(Dataset excerpt)
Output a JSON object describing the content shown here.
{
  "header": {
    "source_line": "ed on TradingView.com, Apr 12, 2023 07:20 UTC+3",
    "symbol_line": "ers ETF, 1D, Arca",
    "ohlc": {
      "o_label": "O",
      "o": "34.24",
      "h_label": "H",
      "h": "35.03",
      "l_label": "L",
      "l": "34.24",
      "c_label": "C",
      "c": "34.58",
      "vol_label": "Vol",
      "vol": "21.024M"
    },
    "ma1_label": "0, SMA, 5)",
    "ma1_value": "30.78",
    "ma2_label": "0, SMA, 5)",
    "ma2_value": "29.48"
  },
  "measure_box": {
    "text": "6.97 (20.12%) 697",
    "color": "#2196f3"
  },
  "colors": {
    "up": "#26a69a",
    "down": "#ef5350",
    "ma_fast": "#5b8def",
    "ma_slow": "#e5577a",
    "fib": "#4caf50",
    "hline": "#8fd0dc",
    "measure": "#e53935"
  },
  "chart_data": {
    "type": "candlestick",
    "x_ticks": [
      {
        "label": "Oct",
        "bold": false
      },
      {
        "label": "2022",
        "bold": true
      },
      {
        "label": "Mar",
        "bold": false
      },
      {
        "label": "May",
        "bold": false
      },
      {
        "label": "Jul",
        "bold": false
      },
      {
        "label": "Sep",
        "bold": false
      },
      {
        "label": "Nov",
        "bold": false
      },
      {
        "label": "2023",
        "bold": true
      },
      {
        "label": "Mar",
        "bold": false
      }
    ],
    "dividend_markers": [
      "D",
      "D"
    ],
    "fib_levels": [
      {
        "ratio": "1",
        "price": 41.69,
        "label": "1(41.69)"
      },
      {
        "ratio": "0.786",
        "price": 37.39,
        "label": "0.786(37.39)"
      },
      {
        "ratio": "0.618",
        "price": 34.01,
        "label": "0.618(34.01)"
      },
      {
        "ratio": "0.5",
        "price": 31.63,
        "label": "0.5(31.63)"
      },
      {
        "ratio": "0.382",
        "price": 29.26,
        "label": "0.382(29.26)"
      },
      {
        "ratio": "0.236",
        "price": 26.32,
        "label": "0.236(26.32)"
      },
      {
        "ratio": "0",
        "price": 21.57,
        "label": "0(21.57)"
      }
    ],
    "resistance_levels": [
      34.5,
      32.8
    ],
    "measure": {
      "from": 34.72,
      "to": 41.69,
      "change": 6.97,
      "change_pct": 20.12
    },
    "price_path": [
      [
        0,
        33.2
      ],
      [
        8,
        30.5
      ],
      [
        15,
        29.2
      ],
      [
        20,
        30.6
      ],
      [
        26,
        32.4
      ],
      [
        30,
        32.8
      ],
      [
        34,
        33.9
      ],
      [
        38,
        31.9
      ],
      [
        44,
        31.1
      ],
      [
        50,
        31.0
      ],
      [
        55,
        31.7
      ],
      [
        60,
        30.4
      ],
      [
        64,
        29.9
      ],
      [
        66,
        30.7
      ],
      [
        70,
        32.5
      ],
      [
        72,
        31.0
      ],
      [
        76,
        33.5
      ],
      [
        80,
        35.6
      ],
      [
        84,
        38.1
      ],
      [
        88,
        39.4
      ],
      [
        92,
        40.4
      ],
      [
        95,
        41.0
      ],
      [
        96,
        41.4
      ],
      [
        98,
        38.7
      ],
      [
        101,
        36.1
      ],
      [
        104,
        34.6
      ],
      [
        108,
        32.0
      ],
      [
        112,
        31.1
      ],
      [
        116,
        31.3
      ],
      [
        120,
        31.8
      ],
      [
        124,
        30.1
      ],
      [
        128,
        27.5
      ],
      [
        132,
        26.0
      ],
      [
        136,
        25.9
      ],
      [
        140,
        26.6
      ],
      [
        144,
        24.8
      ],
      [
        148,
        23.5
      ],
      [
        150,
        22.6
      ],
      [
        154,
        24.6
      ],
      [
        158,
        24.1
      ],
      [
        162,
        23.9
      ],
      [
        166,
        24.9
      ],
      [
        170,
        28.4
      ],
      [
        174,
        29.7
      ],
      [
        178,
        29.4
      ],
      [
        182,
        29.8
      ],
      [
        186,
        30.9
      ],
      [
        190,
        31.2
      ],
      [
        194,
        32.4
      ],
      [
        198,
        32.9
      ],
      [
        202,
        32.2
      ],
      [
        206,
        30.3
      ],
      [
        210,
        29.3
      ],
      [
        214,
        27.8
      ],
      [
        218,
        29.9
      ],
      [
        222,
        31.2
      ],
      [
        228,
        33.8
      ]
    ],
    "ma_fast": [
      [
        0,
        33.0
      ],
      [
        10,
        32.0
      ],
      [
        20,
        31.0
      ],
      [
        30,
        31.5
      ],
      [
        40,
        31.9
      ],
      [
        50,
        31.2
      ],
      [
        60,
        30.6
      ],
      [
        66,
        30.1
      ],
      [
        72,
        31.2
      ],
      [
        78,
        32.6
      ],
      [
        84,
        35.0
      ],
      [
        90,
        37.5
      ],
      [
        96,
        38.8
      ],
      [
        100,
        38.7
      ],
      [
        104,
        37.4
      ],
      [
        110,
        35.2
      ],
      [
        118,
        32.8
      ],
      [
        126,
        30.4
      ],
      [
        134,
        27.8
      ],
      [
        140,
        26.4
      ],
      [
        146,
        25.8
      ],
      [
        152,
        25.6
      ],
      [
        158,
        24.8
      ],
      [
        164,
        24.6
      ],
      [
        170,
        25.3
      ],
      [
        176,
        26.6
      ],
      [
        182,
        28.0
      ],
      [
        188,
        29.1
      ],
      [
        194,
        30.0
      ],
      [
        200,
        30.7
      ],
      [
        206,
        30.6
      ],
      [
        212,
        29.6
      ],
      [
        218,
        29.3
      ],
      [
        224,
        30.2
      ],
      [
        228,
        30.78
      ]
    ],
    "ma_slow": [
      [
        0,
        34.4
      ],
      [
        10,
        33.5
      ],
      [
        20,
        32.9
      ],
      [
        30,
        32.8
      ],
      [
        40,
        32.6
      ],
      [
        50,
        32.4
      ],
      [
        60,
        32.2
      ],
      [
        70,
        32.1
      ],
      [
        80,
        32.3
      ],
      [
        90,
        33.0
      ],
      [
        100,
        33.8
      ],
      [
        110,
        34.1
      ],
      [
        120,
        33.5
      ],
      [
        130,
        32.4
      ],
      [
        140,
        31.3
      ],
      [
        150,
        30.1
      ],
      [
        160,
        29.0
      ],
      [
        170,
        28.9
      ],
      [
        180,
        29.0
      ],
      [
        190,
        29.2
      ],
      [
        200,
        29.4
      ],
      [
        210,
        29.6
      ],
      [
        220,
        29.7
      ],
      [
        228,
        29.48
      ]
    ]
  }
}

---

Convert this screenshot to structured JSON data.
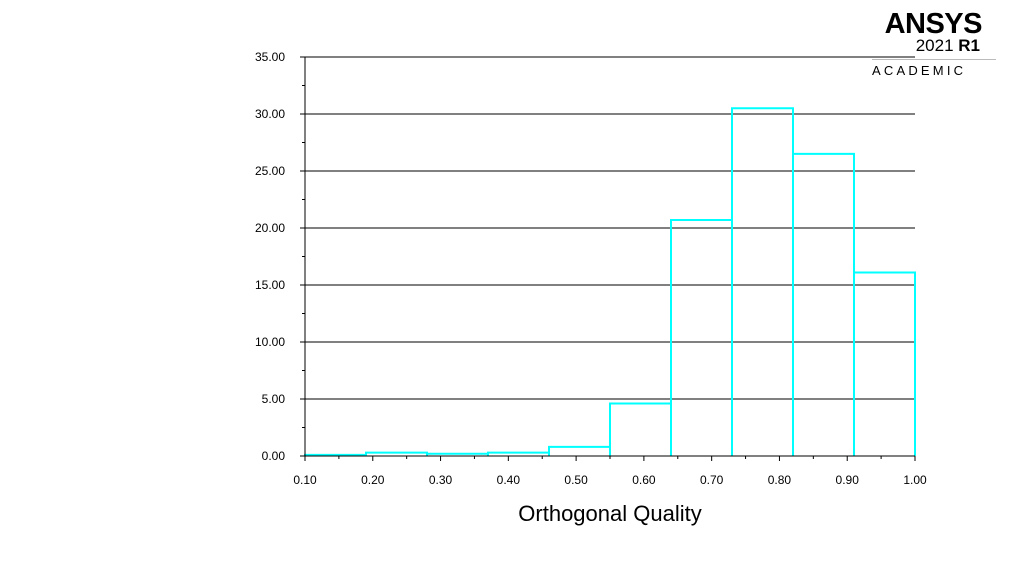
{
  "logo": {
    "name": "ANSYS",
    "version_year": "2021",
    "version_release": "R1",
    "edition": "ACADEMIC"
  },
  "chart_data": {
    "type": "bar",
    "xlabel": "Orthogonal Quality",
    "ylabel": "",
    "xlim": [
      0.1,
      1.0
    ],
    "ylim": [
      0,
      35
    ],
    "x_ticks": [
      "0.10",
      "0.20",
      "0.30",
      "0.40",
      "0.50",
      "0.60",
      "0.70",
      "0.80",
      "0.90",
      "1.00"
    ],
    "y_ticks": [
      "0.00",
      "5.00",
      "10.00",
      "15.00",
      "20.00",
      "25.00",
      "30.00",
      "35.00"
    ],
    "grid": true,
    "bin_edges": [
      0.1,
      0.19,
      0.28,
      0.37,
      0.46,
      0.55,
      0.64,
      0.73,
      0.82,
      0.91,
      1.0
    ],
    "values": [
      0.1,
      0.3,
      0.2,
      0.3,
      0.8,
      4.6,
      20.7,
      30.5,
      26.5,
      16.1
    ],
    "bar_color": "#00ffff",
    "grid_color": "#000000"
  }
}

### EXERCISE INSTRUCTIONS
Return every line above in which the string "ratio" occurs.

### FULL ANSWER
        "ratio": "1",
        "ratio": "0.786",
        "ratio": "0.618",
        "ratio": "0.5",
        "ratio": "0.382",
        "ratio": "0.236",
        "ratio": "0",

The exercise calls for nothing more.